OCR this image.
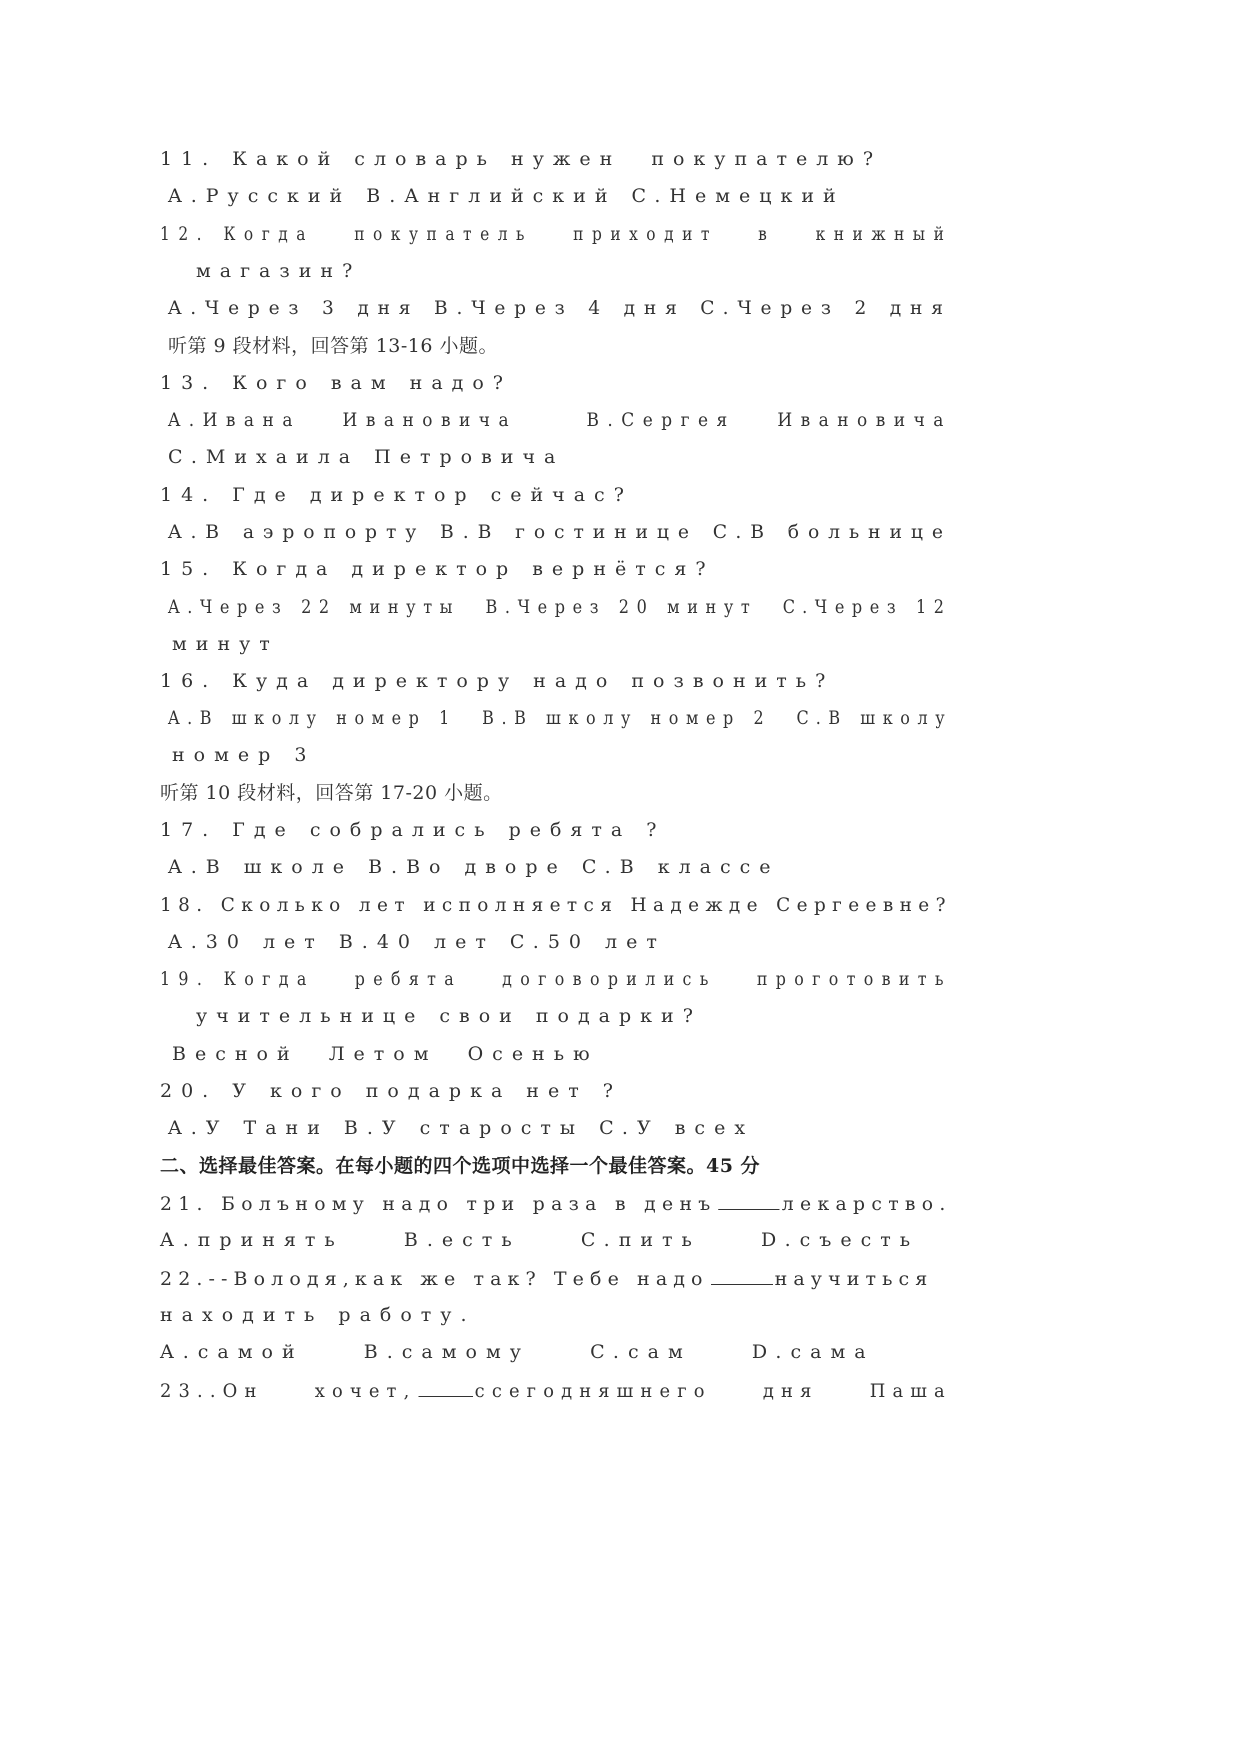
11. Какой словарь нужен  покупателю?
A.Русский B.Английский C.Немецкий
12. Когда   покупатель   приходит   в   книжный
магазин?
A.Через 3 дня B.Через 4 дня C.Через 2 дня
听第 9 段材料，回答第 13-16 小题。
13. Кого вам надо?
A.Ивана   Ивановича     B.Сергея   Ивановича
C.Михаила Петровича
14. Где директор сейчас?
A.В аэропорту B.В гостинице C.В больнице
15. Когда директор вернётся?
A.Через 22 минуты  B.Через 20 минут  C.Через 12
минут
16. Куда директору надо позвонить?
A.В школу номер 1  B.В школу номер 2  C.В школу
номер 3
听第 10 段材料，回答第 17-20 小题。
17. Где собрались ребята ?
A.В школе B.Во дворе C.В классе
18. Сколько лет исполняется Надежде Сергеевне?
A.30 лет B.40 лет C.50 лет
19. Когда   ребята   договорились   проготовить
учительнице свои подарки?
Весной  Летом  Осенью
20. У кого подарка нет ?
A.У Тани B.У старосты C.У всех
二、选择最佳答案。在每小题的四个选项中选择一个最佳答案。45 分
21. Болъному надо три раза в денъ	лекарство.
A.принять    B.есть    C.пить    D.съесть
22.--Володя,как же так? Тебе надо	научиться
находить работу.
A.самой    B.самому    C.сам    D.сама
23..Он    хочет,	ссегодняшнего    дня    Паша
...
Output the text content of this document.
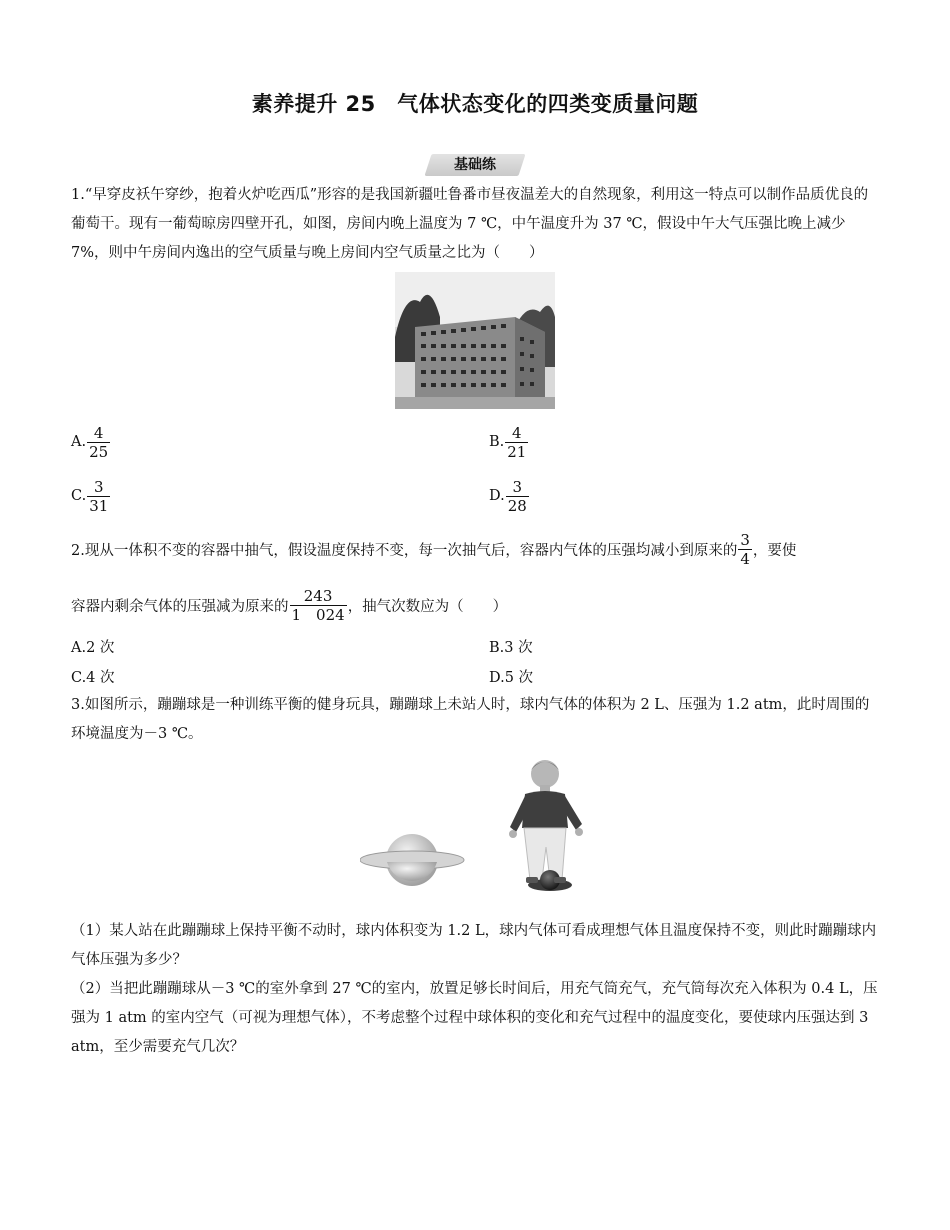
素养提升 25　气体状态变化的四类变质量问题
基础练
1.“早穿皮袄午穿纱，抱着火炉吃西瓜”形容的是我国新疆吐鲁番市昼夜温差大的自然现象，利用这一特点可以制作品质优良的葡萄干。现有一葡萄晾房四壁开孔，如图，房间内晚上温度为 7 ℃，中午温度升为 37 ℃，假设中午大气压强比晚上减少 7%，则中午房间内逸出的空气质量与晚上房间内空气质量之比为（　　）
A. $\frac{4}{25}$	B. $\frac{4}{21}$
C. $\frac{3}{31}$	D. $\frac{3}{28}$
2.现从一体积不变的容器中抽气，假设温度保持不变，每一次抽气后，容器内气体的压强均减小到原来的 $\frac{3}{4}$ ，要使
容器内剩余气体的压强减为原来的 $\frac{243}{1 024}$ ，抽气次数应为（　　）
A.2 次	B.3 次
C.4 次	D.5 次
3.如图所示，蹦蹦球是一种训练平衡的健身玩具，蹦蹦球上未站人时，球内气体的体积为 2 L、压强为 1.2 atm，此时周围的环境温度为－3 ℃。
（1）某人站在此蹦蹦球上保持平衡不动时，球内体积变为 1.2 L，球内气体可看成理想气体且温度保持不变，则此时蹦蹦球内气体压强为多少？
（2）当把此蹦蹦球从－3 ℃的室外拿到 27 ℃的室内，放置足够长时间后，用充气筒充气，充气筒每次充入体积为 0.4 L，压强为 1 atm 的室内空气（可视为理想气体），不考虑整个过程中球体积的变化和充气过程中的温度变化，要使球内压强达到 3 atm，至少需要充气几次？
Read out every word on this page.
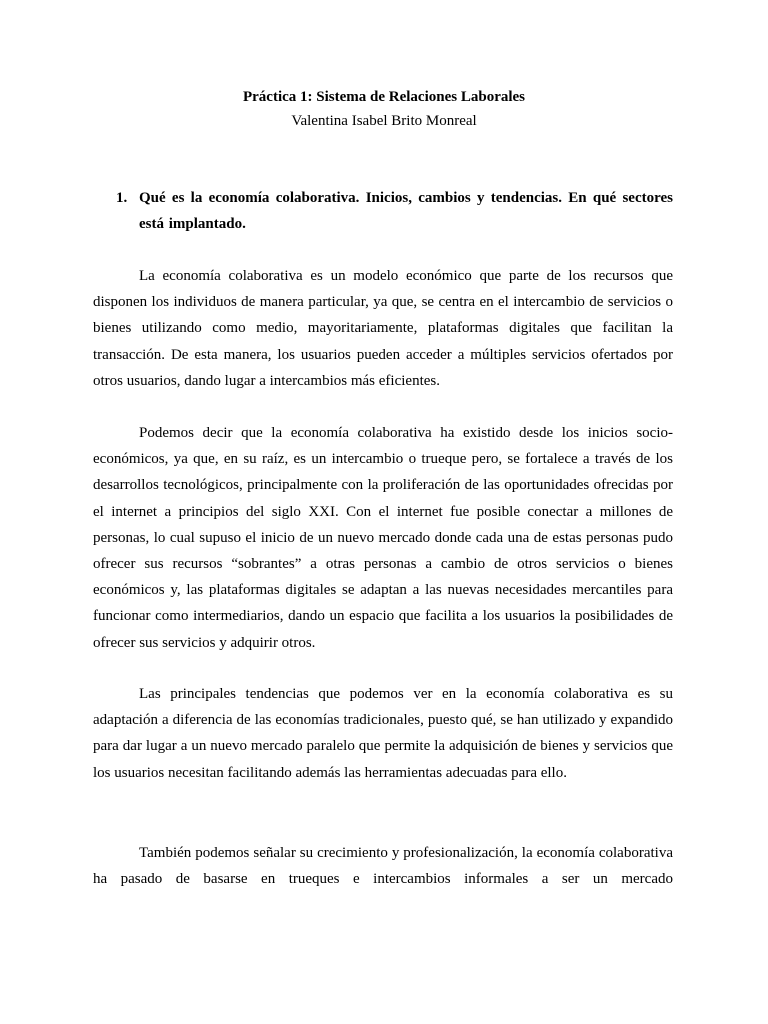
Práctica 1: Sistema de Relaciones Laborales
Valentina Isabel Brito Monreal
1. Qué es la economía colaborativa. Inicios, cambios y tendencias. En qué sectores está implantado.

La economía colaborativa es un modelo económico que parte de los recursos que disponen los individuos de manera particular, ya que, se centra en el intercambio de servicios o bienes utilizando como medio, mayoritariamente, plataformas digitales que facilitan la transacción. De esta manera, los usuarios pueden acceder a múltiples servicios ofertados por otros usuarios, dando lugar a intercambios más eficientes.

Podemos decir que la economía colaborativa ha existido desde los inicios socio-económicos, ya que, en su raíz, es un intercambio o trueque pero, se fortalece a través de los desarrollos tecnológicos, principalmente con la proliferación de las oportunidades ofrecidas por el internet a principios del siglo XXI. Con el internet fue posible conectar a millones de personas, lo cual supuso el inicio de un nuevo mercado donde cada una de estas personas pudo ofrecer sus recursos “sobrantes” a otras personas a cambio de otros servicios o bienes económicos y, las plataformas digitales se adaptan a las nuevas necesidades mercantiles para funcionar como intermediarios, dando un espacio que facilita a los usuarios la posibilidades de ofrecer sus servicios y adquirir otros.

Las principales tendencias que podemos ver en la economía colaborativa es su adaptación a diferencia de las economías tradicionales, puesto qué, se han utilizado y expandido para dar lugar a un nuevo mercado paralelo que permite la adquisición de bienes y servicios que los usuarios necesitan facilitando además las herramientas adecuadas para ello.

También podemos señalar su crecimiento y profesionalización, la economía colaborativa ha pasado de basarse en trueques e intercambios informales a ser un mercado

## SET EXERCISE:
Identify and copy lines that hold the string "Через".

## FINAL RESULT:
A.Через 3 дня B.Через 4 дня C.Через 2 дня
A.Через 22 минуты  B.Через 20 минут  C.Через 12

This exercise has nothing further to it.